• WHAT IS BEING ASKED: Please retype the records below exactly, leaving out any pictures.

Stored data entries
◇ ◇ ◇ ◇ ◇ ◇ ◇

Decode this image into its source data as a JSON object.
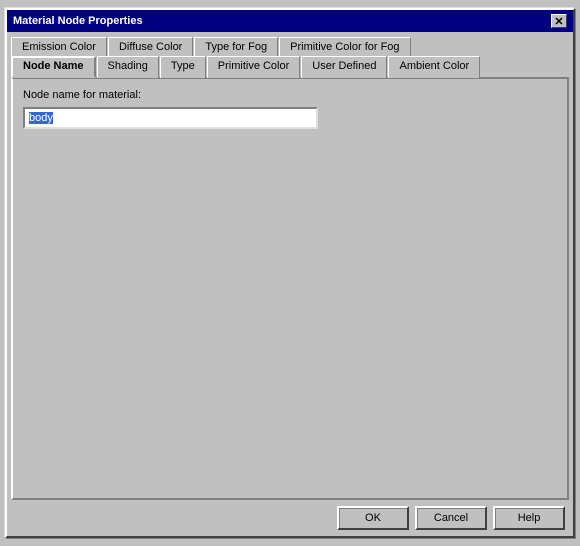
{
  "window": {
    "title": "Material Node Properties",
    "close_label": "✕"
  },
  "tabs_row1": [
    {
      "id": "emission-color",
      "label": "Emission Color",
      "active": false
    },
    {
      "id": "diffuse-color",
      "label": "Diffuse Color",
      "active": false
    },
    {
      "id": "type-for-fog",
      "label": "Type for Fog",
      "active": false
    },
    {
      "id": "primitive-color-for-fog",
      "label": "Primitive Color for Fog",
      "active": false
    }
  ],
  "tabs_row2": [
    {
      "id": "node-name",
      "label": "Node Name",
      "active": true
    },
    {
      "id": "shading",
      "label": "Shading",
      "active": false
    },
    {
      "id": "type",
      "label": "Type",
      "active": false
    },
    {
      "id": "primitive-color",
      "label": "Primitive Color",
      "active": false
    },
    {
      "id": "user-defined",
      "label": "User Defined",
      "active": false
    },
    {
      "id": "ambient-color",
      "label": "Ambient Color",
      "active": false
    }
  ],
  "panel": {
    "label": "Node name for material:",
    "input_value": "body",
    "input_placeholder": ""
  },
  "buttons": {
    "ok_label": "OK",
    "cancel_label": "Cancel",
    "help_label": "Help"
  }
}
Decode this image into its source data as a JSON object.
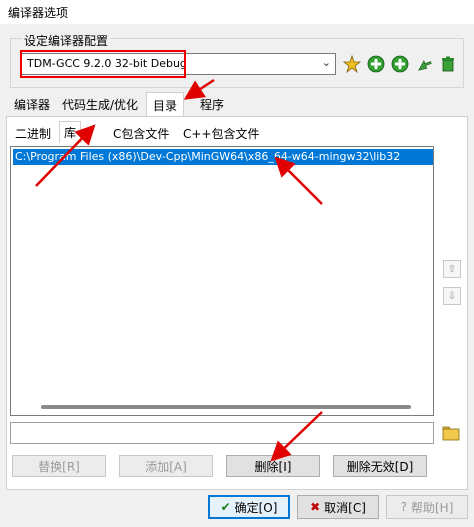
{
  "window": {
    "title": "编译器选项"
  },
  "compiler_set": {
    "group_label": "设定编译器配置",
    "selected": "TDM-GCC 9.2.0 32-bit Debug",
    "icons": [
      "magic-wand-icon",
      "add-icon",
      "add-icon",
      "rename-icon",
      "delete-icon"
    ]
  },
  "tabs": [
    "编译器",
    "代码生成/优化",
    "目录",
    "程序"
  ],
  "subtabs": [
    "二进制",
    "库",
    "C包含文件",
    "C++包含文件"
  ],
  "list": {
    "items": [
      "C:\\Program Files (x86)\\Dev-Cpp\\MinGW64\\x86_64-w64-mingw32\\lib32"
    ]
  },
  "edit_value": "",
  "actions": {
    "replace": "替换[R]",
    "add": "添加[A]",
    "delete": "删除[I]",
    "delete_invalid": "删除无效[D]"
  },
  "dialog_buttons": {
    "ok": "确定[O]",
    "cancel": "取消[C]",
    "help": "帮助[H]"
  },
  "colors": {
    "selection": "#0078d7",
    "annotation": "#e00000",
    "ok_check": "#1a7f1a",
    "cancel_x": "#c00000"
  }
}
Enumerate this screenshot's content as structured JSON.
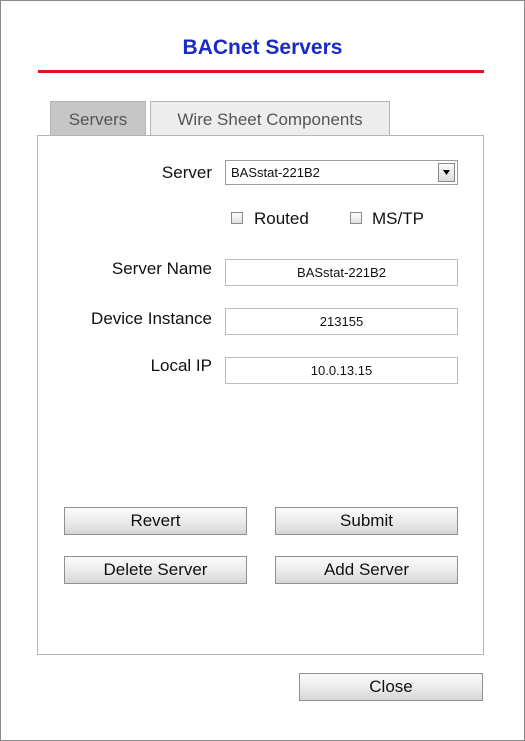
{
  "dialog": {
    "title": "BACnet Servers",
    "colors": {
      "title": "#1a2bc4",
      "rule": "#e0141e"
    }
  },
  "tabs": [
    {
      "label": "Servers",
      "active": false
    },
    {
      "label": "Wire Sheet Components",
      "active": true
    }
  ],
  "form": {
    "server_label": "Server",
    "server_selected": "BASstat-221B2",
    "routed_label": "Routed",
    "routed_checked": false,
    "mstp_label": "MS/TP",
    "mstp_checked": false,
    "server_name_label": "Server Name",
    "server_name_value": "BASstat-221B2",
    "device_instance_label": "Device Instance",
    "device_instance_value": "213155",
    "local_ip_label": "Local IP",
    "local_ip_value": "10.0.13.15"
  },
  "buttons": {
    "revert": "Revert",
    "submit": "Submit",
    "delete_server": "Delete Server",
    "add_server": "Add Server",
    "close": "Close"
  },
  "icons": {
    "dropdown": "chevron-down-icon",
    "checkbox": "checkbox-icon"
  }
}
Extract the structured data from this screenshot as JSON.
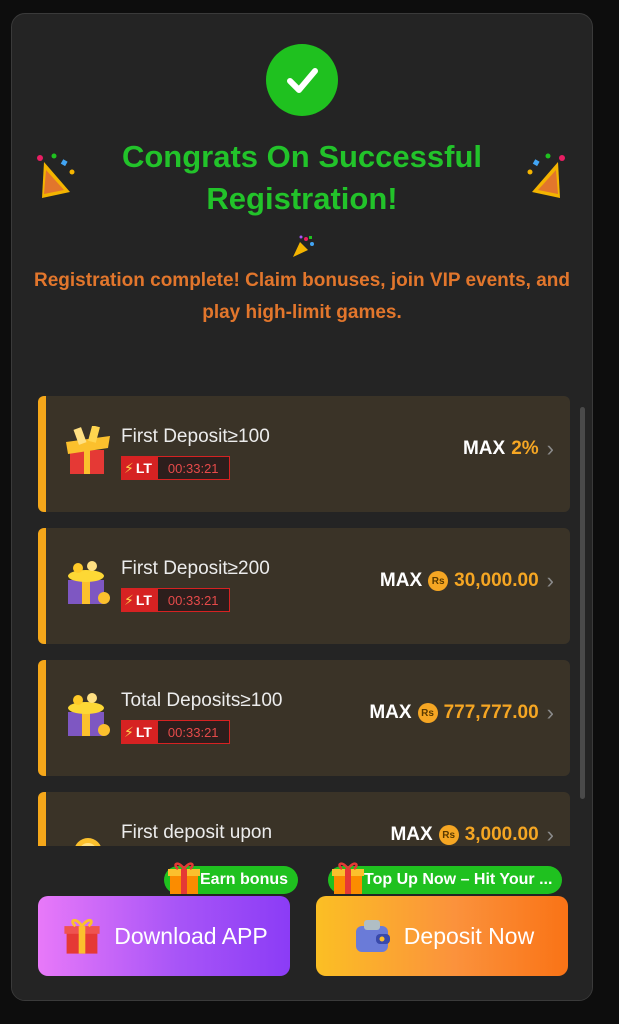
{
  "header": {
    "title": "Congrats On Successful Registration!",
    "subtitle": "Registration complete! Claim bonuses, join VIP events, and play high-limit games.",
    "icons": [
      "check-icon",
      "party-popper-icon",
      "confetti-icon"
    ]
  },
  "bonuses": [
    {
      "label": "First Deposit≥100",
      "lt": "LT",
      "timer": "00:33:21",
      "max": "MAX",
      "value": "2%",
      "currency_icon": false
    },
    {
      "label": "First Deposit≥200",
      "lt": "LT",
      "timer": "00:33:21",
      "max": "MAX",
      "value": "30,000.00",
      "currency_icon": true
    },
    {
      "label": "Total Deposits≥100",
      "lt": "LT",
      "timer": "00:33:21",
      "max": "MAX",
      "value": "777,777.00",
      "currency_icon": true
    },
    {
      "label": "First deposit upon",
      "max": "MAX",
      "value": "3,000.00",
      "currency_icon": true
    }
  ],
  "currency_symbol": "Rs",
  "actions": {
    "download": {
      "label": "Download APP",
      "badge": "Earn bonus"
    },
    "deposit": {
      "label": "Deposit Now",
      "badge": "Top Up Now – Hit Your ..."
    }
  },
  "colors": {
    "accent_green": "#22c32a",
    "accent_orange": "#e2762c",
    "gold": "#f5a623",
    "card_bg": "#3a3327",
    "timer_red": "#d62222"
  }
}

◇ ◇ ◇ ◇ ◇ ◇ ◇

• ANSWER BELOW:
Decode this image into its source data as a JSON object.
{
  "window": {
    "title": "Material Node Properties",
    "close_label": "✕"
  },
  "tabs_row1": [
    {
      "id": "emission-color",
      "label": "Emission Color",
      "active": false
    },
    {
      "id": "diffuse-color",
      "label": "Diffuse Color",
      "active": false
    },
    {
      "id": "type-for-fog",
      "label": "Type for Fog",
      "active": false
    },
    {
      "id": "primitive-color-for-fog",
      "label": "Primitive Color for Fog",
      "active": false
    }
  ],
  "tabs_row2": [
    {
      "id": "node-name",
      "label": "Node Name",
      "active": true
    },
    {
      "id": "shading",
      "label": "Shading",
      "active": false
    },
    {
      "id": "type",
      "label": "Type",
      "active": false
    },
    {
      "id": "primitive-color",
      "label": "Primitive Color",
      "active": false
    },
    {
      "id": "user-defined",
      "label": "User Defined",
      "active": false
    },
    {
      "id": "ambient-color",
      "label": "Ambient Color",
      "active": false
    }
  ],
  "panel": {
    "label": "Node name for material:",
    "input_value": "body",
    "input_placeholder": ""
  },
  "buttons": {
    "ok_label": "OK",
    "cancel_label": "Cancel",
    "help_label": "Help"
  }
}
Decode this image into its source data as a JSON object.
{
  "window": {
    "title": "编译器选项"
  },
  "compiler_set": {
    "group_label": "设定编译器配置",
    "selected": "TDM-GCC 9.2.0 32-bit Debug",
    "icons": [
      "magic-wand-icon",
      "add-icon",
      "add-icon",
      "rename-icon",
      "delete-icon"
    ]
  },
  "tabs": [
    "编译器",
    "代码生成/优化",
    "目录",
    "程序"
  ],
  "subtabs": [
    "二进制",
    "库",
    "C包含文件",
    "C++包含文件"
  ],
  "list": {
    "items": [
      "C:\\Program Files (x86)\\Dev-Cpp\\MinGW64\\x86_64-w64-mingw32\\lib32"
    ]
  },
  "edit_value": "",
  "actions": {
    "replace": "替换[R]",
    "add": "添加[A]",
    "delete": "删除[I]",
    "delete_invalid": "删除无效[D]"
  },
  "dialog_buttons": {
    "ok": "确定[O]",
    "cancel": "取消[C]",
    "help": "帮助[H]"
  },
  "colors": {
    "selection": "#0078d7",
    "annotation": "#e00000",
    "ok_check": "#1a7f1a",
    "cancel_x": "#c00000"
  }
}
Enumerate this screenshot's content as structured JSON.
{
  "dialog": {
    "title": "BACnet Servers",
    "colors": {
      "title": "#1a2bc4",
      "rule": "#e0141e"
    }
  },
  "tabs": [
    {
      "label": "Servers",
      "active": false
    },
    {
      "label": "Wire Sheet Components",
      "active": true
    }
  ],
  "form": {
    "server_label": "Server",
    "server_selected": "BASstat-221B2",
    "routed_label": "Routed",
    "routed_checked": false,
    "mstp_label": "MS/TP",
    "mstp_checked": false,
    "server_name_label": "Server Name",
    "server_name_value": "BASstat-221B2",
    "device_instance_label": "Device Instance",
    "device_instance_value": "213155",
    "local_ip_label": "Local IP",
    "local_ip_value": "10.0.13.15"
  },
  "buttons": {
    "revert": "Revert",
    "submit": "Submit",
    "delete_server": "Delete Server",
    "add_server": "Add Server",
    "close": "Close"
  },
  "icons": {
    "dropdown": "chevron-down-icon",
    "checkbox": "checkbox-icon"
  }
}
Extract the structured data from this screenshot as JSON.
{
  "header": {
    "title": "Congrats On Successful Registration!",
    "subtitle": "Registration complete! Claim bonuses, join VIP events, and play high-limit games.",
    "icons": [
      "check-icon",
      "party-popper-icon",
      "confetti-icon"
    ]
  },
  "bonuses": [
    {
      "label": "First Deposit≥100",
      "lt": "LT",
      "timer": "00:33:21",
      "max": "MAX",
      "value": "2%",
      "currency_icon": false
    },
    {
      "label": "First Deposit≥200",
      "lt": "LT",
      "timer": "00:33:21",
      "max": "MAX",
      "value": "30,000.00",
      "currency_icon": true
    },
    {
      "label": "Total Deposits≥100",
      "lt": "LT",
      "timer": "00:33:21",
      "max": "MAX",
      "value": "777,777.00",
      "currency_icon": true
    },
    {
      "label": "First deposit upon",
      "max": "MAX",
      "value": "3,000.00",
      "currency_icon": true
    }
  ],
  "currency_symbol": "Rs",
  "actions": {
    "download": {
      "label": "Download APP",
      "badge": "Earn bonus"
    },
    "deposit": {
      "label": "Deposit Now",
      "badge": "Top Up Now – Hit Your ..."
    }
  },
  "colors": {
    "accent_green": "#22c32a",
    "accent_orange": "#e2762c",
    "gold": "#f5a623",
    "card_bg": "#3a3327",
    "timer_red": "#d62222"
  }
}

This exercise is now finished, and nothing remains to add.